===== DATA PROVIDED =====
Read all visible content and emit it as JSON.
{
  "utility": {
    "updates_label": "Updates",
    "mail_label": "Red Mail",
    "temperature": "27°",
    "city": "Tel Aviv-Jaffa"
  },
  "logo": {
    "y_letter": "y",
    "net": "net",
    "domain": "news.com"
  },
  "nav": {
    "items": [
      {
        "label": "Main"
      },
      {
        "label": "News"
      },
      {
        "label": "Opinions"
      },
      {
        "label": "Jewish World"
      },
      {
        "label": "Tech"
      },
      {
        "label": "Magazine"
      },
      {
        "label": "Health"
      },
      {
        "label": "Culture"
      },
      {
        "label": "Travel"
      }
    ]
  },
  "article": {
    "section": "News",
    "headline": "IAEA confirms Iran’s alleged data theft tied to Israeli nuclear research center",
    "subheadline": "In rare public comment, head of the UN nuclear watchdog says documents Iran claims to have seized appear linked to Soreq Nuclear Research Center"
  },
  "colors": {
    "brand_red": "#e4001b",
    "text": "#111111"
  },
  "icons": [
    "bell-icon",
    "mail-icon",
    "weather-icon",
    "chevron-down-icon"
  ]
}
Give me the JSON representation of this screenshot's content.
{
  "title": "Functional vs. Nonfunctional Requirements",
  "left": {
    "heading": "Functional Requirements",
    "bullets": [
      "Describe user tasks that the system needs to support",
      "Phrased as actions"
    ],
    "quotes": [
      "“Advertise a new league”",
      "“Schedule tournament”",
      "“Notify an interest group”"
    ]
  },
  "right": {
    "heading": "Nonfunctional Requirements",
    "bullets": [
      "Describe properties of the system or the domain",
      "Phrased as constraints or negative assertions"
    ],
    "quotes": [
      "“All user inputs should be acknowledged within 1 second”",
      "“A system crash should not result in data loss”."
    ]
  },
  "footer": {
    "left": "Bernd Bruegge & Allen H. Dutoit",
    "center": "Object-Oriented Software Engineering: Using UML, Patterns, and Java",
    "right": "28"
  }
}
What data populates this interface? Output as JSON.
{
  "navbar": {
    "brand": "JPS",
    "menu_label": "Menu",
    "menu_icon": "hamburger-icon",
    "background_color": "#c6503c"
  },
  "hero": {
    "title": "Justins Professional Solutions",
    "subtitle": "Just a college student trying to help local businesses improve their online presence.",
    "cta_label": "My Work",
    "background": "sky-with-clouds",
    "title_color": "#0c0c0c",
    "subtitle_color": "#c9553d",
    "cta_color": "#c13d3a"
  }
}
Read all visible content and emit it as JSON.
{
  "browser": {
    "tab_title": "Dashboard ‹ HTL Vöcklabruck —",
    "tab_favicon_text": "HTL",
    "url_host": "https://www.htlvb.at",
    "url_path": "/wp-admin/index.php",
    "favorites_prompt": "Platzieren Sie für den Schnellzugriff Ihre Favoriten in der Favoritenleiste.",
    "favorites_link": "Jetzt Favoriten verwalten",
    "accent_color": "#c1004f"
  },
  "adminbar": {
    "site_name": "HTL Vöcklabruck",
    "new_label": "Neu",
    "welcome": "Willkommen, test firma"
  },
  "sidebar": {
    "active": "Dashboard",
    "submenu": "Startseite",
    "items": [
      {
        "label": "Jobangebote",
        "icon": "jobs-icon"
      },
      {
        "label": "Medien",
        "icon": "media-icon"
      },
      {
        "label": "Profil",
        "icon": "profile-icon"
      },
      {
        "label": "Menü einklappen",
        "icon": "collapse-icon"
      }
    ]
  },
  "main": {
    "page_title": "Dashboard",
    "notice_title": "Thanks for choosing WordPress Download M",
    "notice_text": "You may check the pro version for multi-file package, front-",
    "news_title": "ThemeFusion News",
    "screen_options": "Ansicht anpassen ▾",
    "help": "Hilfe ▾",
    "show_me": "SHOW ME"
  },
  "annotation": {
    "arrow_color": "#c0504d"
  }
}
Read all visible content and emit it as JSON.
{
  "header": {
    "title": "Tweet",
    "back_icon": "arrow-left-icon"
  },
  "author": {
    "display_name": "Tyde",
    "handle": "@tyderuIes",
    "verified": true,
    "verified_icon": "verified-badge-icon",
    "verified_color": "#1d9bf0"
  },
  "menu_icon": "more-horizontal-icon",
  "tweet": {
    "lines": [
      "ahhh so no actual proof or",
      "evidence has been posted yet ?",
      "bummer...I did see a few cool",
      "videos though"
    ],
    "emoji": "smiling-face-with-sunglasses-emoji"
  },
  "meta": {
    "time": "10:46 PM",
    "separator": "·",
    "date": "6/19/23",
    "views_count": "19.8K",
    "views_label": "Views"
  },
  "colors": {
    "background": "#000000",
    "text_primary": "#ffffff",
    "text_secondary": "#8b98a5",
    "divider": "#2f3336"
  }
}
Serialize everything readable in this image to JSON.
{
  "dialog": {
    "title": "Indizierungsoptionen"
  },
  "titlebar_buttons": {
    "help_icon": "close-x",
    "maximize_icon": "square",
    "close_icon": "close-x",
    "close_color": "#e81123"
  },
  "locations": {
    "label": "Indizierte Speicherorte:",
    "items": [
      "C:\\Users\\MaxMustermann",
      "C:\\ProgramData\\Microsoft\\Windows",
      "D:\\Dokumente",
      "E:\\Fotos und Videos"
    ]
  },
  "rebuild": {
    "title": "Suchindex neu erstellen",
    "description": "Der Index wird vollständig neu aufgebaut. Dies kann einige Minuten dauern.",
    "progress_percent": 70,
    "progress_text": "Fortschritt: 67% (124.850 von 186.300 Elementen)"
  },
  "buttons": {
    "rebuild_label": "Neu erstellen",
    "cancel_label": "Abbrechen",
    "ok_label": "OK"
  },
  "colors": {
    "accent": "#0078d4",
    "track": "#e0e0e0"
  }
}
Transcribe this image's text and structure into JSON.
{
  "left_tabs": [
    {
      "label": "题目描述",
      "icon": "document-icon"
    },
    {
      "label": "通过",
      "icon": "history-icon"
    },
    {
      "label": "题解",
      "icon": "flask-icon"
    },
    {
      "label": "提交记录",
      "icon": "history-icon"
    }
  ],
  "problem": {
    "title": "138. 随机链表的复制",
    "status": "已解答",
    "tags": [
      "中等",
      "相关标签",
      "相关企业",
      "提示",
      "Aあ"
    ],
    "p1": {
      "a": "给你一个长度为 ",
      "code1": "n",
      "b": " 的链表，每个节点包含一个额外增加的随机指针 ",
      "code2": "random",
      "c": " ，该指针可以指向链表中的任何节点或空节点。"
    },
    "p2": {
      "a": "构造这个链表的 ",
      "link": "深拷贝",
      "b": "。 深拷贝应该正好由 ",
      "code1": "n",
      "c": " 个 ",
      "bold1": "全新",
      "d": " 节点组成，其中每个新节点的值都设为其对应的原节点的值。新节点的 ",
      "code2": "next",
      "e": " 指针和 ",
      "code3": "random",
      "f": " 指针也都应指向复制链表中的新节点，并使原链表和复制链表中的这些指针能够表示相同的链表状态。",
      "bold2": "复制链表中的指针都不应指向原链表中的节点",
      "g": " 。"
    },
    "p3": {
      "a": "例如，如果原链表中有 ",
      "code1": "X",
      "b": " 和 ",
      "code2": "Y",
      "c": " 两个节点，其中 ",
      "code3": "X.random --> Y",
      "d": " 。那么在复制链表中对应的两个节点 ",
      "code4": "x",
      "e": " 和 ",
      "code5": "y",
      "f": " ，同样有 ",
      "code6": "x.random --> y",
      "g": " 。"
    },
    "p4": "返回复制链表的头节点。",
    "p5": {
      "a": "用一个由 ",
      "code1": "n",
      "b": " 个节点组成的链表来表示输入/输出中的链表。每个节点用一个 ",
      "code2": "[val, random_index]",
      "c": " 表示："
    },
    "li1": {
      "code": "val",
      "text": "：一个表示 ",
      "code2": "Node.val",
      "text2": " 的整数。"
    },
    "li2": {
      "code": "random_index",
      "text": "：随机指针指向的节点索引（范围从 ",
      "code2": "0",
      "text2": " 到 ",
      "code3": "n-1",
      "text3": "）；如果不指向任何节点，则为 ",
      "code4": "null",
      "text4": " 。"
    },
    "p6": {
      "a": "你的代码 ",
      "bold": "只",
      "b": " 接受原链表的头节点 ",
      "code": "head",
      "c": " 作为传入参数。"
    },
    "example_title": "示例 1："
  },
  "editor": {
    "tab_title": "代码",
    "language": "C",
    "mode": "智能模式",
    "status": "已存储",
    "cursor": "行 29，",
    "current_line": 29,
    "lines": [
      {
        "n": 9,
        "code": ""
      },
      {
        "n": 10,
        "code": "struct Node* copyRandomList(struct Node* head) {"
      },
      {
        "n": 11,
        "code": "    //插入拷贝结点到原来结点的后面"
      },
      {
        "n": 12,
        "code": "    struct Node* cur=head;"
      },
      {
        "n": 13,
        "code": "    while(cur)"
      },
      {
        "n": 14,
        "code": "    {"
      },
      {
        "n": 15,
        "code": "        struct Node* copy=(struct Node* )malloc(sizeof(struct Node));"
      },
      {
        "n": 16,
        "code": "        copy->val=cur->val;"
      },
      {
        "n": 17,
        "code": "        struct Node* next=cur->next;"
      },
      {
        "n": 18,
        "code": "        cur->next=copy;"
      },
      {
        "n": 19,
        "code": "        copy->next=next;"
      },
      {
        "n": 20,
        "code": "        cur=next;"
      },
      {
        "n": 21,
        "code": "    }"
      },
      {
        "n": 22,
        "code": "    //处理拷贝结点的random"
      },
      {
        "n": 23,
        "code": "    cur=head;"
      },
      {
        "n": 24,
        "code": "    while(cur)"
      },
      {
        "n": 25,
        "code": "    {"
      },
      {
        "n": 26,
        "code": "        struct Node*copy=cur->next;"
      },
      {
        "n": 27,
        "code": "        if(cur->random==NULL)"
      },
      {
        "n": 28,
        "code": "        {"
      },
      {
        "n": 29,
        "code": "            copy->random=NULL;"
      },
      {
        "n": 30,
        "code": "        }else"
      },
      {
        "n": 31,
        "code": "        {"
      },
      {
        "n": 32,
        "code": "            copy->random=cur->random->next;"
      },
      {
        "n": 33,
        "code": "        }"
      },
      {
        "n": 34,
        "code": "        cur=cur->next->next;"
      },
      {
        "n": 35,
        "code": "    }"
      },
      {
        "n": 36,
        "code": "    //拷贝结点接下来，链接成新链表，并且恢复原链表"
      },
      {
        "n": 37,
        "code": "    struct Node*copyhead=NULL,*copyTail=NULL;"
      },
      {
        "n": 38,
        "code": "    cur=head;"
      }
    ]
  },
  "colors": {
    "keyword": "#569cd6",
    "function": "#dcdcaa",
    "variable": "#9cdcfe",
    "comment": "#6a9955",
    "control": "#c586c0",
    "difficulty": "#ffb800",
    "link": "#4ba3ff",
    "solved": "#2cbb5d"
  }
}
=====
== REQUIRED WORK ==
Scan the lines for the string "JSON". Pick out every line that has it.

== COMPLETED TASK ==
Read all visible content and emit it as JSON.
Give me the JSON representation of this screenshot's content.
What data populates this interface? Output as JSON.
Read all visible content and emit it as JSON.
Read all visible content and emit it as JSON.
Serialize everything readable in this image to JSON.
Transcribe this image's text and structure into JSON.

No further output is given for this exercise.